* EXERCISE AIM
Say how many lines hold the string "Tischlermeister", and nothing more.

--- Start ---

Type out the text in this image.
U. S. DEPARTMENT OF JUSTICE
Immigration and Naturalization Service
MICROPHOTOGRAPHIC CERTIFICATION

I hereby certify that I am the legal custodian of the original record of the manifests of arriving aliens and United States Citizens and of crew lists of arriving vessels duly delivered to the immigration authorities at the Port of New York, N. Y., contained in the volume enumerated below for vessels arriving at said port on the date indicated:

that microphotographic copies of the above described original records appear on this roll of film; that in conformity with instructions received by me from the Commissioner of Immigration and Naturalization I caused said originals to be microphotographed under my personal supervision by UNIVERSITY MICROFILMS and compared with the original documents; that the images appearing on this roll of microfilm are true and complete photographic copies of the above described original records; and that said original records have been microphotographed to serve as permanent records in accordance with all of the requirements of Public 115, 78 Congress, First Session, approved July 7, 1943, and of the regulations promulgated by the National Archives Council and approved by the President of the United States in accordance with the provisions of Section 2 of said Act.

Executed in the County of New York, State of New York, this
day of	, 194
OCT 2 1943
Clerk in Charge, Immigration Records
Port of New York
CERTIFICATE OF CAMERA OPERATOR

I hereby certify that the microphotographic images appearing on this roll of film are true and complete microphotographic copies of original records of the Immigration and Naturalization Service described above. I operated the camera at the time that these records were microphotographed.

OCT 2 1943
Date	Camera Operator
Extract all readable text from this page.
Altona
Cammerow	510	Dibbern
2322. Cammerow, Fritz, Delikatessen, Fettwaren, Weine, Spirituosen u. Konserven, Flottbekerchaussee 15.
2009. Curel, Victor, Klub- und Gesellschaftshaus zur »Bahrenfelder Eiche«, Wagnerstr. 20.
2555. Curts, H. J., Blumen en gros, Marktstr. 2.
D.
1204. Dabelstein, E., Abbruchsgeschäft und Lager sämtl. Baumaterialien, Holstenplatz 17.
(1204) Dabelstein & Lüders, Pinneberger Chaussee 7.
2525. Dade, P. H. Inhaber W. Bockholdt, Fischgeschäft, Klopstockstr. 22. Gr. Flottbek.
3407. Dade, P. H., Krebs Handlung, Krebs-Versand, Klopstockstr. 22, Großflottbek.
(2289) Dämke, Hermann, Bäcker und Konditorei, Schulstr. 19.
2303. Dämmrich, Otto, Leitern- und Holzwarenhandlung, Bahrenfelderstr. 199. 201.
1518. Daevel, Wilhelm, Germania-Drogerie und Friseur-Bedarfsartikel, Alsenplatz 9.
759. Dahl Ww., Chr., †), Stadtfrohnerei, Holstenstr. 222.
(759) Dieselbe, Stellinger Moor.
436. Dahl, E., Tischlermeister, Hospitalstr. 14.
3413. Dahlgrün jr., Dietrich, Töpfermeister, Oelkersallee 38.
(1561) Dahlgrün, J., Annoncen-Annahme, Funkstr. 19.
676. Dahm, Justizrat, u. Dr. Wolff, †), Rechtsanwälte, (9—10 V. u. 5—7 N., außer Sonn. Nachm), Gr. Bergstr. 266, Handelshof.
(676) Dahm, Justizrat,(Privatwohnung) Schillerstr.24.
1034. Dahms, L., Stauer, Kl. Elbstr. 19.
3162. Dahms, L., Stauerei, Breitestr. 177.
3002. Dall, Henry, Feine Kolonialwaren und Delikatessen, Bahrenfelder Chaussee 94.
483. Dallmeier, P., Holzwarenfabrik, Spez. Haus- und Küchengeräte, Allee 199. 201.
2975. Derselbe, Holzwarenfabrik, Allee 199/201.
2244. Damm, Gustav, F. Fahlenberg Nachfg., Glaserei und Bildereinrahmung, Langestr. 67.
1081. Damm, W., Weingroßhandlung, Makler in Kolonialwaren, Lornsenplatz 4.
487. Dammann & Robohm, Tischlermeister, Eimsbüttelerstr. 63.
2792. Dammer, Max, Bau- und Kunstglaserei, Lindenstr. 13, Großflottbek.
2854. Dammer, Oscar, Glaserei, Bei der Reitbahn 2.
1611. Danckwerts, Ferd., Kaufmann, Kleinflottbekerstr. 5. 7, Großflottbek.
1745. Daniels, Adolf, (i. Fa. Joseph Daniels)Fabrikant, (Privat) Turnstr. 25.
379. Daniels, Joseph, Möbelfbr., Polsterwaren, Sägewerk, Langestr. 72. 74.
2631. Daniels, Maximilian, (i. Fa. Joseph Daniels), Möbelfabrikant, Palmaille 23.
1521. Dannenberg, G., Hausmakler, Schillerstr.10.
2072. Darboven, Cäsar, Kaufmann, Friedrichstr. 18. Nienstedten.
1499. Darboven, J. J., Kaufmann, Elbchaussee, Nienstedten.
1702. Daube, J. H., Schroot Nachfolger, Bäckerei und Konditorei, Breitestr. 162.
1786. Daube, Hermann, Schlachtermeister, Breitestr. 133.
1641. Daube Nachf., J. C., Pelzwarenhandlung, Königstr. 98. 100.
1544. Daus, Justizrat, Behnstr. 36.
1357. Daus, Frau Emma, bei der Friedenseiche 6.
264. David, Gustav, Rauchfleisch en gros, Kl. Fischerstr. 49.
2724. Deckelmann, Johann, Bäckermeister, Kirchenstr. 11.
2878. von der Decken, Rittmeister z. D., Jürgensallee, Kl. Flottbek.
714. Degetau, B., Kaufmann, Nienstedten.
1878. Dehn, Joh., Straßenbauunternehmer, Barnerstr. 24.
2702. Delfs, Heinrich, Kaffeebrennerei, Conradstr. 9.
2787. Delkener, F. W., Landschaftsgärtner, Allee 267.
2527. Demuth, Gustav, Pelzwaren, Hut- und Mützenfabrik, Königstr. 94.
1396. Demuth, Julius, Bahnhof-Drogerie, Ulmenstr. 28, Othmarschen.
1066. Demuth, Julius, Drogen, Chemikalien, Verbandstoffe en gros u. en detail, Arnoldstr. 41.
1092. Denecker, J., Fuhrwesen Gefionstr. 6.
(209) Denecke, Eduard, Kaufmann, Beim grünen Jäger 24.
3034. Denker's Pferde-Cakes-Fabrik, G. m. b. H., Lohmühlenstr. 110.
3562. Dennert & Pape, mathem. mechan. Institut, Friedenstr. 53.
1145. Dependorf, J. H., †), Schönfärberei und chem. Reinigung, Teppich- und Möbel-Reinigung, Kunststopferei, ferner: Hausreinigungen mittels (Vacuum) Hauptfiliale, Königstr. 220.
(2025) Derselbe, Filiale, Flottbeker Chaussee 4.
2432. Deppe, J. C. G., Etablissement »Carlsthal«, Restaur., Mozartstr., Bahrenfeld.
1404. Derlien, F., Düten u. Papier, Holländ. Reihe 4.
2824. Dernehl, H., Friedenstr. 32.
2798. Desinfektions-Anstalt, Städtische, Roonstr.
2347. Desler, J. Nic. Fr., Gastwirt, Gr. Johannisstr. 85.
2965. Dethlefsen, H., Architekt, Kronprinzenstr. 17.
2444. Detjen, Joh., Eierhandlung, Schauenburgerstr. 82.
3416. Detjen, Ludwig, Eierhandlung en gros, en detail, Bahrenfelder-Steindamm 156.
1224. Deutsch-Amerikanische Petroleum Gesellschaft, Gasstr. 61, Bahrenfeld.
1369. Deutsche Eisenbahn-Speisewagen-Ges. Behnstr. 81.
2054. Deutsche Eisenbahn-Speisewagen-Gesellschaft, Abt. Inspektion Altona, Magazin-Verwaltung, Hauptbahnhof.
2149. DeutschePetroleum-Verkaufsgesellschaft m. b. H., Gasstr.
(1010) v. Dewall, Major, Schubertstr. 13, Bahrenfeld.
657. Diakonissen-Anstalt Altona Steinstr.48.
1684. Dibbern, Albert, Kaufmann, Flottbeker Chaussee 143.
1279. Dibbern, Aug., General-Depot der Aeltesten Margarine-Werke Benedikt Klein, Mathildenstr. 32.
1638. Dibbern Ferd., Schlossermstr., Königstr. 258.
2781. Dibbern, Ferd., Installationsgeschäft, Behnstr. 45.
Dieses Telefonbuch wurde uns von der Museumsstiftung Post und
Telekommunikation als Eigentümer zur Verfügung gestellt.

--- End ---

* IN RESPONSE
2